- **Required task**
Go over the listing below line by line and tally those containing "profile". Give only the tally.

- **Data listing**
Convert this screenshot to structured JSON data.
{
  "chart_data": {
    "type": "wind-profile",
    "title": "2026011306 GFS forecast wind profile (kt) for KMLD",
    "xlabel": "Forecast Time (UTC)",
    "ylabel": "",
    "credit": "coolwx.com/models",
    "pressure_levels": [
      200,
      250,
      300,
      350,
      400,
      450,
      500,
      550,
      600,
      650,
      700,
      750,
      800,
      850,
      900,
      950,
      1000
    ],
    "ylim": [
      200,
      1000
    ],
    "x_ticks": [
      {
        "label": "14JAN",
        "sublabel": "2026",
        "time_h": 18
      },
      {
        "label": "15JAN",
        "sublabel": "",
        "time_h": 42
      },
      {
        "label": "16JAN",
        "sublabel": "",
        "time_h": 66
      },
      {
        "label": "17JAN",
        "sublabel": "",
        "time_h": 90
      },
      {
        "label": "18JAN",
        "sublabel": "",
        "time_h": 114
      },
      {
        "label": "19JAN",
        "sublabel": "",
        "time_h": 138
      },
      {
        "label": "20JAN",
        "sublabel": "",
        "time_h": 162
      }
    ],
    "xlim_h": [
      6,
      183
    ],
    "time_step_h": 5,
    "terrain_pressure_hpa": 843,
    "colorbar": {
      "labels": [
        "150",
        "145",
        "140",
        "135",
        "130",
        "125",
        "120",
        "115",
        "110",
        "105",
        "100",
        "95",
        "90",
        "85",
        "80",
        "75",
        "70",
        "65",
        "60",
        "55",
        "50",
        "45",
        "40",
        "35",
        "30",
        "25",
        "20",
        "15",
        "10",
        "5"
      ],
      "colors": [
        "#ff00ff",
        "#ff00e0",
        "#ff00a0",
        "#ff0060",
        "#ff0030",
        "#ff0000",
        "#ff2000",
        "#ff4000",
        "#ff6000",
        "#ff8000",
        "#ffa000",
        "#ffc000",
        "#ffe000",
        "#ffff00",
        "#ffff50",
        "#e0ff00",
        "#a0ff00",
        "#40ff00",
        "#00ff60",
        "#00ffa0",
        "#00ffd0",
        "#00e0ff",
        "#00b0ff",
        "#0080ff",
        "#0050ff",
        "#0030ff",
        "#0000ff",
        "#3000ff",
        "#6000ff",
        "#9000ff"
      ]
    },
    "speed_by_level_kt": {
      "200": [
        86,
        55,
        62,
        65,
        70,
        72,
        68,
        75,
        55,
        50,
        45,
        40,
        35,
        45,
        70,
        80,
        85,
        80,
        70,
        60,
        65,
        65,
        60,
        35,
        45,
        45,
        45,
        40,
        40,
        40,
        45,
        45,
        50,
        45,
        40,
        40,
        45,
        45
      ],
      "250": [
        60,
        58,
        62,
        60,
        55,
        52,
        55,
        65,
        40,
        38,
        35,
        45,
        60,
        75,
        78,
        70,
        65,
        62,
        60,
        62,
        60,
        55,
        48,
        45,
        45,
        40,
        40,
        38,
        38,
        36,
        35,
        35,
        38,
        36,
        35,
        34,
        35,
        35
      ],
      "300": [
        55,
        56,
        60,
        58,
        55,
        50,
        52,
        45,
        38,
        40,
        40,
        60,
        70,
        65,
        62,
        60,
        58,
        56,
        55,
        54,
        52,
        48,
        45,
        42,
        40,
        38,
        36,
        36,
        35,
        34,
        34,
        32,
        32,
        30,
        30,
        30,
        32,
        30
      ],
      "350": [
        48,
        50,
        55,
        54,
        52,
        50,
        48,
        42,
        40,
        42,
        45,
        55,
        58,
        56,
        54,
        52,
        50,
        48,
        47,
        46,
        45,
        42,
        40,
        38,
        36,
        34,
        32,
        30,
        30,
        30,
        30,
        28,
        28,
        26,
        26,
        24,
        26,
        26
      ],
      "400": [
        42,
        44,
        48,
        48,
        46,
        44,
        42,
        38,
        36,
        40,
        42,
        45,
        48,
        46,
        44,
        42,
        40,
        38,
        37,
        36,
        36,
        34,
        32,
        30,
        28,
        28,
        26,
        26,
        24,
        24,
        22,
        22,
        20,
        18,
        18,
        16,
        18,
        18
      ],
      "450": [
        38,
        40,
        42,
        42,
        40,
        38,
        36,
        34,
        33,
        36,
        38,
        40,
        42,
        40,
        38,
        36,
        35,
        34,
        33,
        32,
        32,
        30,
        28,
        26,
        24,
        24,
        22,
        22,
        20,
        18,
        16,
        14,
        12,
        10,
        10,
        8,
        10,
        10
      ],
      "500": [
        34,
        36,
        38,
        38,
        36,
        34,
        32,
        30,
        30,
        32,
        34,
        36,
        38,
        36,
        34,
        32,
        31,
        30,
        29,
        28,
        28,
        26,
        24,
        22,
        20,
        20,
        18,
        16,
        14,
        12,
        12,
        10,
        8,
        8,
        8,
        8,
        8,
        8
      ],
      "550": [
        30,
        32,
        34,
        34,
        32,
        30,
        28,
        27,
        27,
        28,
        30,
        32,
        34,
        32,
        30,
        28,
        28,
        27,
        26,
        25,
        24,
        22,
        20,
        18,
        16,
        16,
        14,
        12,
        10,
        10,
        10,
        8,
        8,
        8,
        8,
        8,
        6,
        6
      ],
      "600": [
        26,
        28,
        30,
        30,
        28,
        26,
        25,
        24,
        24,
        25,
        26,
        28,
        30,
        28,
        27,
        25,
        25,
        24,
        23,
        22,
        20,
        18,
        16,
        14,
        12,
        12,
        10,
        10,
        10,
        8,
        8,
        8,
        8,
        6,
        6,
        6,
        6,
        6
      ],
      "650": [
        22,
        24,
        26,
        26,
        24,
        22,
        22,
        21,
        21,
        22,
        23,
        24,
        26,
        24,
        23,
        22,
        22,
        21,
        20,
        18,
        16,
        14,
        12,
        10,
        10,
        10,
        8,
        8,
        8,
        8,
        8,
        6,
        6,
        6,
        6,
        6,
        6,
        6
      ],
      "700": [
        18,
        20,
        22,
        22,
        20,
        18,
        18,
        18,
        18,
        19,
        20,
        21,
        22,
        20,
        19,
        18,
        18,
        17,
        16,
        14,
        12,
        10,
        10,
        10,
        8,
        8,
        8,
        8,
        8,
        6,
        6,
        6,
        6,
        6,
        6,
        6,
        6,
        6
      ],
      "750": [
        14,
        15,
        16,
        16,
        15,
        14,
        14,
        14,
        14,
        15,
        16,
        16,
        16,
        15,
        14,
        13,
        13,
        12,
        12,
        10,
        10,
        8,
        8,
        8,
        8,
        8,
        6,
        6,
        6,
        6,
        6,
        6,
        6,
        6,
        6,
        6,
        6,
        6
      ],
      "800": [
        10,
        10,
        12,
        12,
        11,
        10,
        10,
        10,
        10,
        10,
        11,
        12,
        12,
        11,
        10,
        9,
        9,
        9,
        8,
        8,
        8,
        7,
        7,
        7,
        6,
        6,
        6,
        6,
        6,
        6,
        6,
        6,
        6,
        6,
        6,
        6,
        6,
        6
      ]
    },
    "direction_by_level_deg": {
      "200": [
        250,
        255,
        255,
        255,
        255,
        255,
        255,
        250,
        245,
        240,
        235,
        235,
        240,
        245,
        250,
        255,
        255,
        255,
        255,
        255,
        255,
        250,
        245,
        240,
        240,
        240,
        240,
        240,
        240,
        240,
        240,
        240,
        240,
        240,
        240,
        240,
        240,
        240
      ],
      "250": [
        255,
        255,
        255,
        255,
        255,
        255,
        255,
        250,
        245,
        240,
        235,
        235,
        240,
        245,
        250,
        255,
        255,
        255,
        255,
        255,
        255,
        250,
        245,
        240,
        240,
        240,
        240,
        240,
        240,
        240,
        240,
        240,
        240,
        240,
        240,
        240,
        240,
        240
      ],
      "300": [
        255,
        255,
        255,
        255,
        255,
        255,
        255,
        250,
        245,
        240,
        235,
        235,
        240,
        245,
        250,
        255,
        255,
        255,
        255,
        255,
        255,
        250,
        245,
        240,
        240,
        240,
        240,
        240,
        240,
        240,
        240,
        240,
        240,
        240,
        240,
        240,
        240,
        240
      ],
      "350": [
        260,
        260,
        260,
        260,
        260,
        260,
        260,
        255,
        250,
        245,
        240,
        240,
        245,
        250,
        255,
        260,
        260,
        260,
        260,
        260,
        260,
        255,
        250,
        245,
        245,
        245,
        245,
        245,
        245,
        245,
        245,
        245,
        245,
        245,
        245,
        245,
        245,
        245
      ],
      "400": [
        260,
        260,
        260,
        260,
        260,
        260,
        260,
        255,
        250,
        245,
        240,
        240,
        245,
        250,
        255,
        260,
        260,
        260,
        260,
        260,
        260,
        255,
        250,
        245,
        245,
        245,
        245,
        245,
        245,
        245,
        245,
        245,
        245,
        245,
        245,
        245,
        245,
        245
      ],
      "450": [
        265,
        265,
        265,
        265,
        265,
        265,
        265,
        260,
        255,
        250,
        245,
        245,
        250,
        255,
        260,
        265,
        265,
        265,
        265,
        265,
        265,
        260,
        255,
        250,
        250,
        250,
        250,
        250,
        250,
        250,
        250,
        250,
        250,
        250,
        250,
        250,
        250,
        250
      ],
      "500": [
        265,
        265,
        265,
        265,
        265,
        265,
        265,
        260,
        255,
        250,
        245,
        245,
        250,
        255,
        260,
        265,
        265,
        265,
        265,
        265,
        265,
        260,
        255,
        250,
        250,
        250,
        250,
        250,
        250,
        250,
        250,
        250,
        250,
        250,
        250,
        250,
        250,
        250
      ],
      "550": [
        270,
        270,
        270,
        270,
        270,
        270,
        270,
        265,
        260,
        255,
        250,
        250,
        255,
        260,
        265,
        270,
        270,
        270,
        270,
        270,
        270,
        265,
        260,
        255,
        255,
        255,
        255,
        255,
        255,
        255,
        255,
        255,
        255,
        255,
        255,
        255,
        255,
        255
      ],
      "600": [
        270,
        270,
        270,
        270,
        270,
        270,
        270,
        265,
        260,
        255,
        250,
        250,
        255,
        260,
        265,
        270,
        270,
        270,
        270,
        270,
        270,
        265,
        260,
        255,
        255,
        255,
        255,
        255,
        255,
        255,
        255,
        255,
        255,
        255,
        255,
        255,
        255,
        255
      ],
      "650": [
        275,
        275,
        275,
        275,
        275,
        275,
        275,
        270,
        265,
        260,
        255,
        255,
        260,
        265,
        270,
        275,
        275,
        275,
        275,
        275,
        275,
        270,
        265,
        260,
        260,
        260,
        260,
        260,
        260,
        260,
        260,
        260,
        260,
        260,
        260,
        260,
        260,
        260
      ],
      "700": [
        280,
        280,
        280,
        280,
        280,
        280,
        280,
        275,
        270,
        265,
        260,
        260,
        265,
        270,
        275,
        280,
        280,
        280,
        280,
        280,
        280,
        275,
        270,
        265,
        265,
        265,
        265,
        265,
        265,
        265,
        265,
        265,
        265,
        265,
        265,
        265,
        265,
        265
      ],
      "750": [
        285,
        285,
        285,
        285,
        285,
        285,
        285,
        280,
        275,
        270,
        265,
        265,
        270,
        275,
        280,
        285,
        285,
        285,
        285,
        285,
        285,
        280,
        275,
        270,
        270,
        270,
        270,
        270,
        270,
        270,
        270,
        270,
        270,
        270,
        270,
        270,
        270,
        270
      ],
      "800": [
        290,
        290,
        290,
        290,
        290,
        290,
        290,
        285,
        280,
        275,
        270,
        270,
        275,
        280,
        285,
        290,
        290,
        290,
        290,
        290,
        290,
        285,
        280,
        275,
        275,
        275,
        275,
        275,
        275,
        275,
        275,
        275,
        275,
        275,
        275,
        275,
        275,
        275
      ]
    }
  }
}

- **Finished exercise**
2